#### Given request
Transcribe the entries that follow exactly as they appear, minus pictures.

#### Dataset rows
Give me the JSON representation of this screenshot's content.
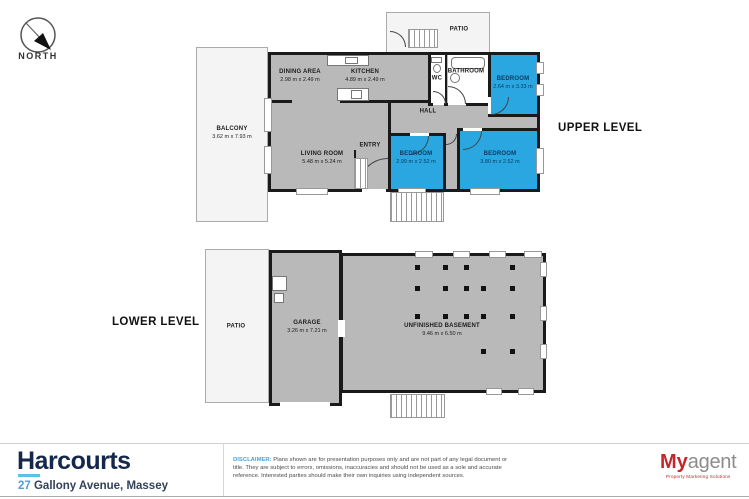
{
  "compass": {
    "label": "NORTH"
  },
  "upper": {
    "level_label": "UPPER LEVEL",
    "rooms": [
      {
        "name": "BALCONY",
        "dims": "3.62 m x 7.93 m"
      },
      {
        "name": "DINING AREA",
        "dims": "2.98 m x 2.49 m"
      },
      {
        "name": "KITCHEN",
        "dims": "4.89 m x 2.49 m"
      },
      {
        "name": "WC",
        "dims": ""
      },
      {
        "name": "BATHROOM",
        "dims": ""
      },
      {
        "name": "HALL",
        "dims": ""
      },
      {
        "name": "ENTRY",
        "dims": ""
      },
      {
        "name": "LIVING ROOM",
        "dims": "5.48 m x 5.24 m"
      },
      {
        "name": "BEDROOM",
        "dims": "2.64 m x 3.33 m"
      },
      {
        "name": "BEDROOM",
        "dims": "2.99 m x 2.52 m"
      },
      {
        "name": "BEDROOM",
        "dims": "3.80 m x 2.52 m"
      },
      {
        "name": "PATIO",
        "dims": ""
      }
    ]
  },
  "lower": {
    "level_label": "LOWER LEVEL",
    "rooms": [
      {
        "name": "PATIO",
        "dims": ""
      },
      {
        "name": "GARAGE",
        "dims": "3.26 m x 7.21 m"
      },
      {
        "name": "UNFINISHED BASEMENT",
        "dims": "9.46 m x 6.50 m"
      }
    ],
    "basement_posts": [
      [
        415,
        265
      ],
      [
        443,
        265
      ],
      [
        464,
        265
      ],
      [
        510,
        265
      ],
      [
        415,
        286
      ],
      [
        443,
        286
      ],
      [
        464,
        286
      ],
      [
        481,
        286
      ],
      [
        510,
        286
      ],
      [
        415,
        314
      ],
      [
        443,
        314
      ],
      [
        464,
        314
      ],
      [
        481,
        314
      ],
      [
        510,
        314
      ],
      [
        481,
        349
      ],
      [
        510,
        349
      ]
    ]
  },
  "footer": {
    "brand": "Harcourts",
    "address_number": "27",
    "address_rest": " Gallony Avenue, Massey",
    "disclaimer_label": "DISCLAIMER:",
    "disclaimer_text": " Plans shown are for presentation purposes only and are not part of any legal document or title. They are subject to errors, omissions, inaccuracies and should not be used as a sole and accurate reference. Interested parties should make their own inquiries using independent sources.",
    "agency_primary": "My",
    "agency_secondary": "agent",
    "agency_tagline": "Property Marketing Solutions"
  },
  "colors": {
    "room_highlight": "#2AA7E1",
    "floor_grey": "#B9B9B9",
    "wall_black": "#1A1A1A",
    "outdoor_light": "#F4F4F4",
    "brand_navy": "#15284B",
    "brand_cyan": "#5BC2E7",
    "address_blue": "#4E9FD4",
    "disclaimer_blue": "#49A5DE",
    "agency_red": "#C6252B",
    "agency_grey": "#8C8C8C"
  }
}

#### Result of the exercise
Give me the JSON representation of this screenshot's content.
{
  "compass": {
    "label": "NORTH"
  },
  "upper": {
    "level_label": "UPPER LEVEL",
    "rooms": [
      {
        "name": "BALCONY",
        "dims": "3.62 m x 7.93 m"
      },
      {
        "name": "DINING AREA",
        "dims": "2.98 m x 2.49 m"
      },
      {
        "name": "KITCHEN",
        "dims": "4.89 m x 2.49 m"
      },
      {
        "name": "WC",
        "dims": ""
      },
      {
        "name": "BATHROOM",
        "dims": ""
      },
      {
        "name": "HALL",
        "dims": ""
      },
      {
        "name": "ENTRY",
        "dims": ""
      },
      {
        "name": "LIVING ROOM",
        "dims": "5.48 m x 5.24 m"
      },
      {
        "name": "BEDROOM",
        "dims": "2.64 m x 3.33 m"
      },
      {
        "name": "BEDROOM",
        "dims": "2.99 m x 2.52 m"
      },
      {
        "name": "BEDROOM",
        "dims": "3.80 m x 2.52 m"
      },
      {
        "name": "PATIO",
        "dims": ""
      }
    ]
  },
  "lower": {
    "level_label": "LOWER LEVEL",
    "rooms": [
      {
        "name": "PATIO",
        "dims": ""
      },
      {
        "name": "GARAGE",
        "dims": "3.26 m x 7.21 m"
      },
      {
        "name": "UNFINISHED BASEMENT",
        "dims": "9.46 m x 6.50 m"
      }
    ],
    "basement_posts": [
      [
        415,
        265
      ],
      [
        443,
        265
      ],
      [
        464,
        265
      ],
      [
        510,
        265
      ],
      [
        415,
        286
      ],
      [
        443,
        286
      ],
      [
        464,
        286
      ],
      [
        481,
        286
      ],
      [
        510,
        286
      ],
      [
        415,
        314
      ],
      [
        443,
        314
      ],
      [
        464,
        314
      ],
      [
        481,
        314
      ],
      [
        510,
        314
      ],
      [
        481,
        349
      ],
      [
        510,
        349
      ]
    ]
  },
  "footer": {
    "brand": "Harcourts",
    "address_number": "27",
    "address_rest": " Gallony Avenue, Massey",
    "disclaimer_label": "DISCLAIMER:",
    "disclaimer_text": " Plans shown are for presentation purposes only and are not part of any legal document or title. They are subject to errors, omissions, inaccuracies and should not be used as a sole and accurate reference. Interested parties should make their own inquiries using independent sources.",
    "agency_primary": "My",
    "agency_secondary": "agent",
    "agency_tagline": "Property Marketing Solutions"
  },
  "colors": {
    "room_highlight": "#2AA7E1",
    "floor_grey": "#B9B9B9",
    "wall_black": "#1A1A1A",
    "outdoor_light": "#F4F4F4",
    "brand_navy": "#15284B",
    "brand_cyan": "#5BC2E7",
    "address_blue": "#4E9FD4",
    "disclaimer_blue": "#49A5DE",
    "agency_red": "#C6252B",
    "agency_grey": "#8C8C8C"
  }
}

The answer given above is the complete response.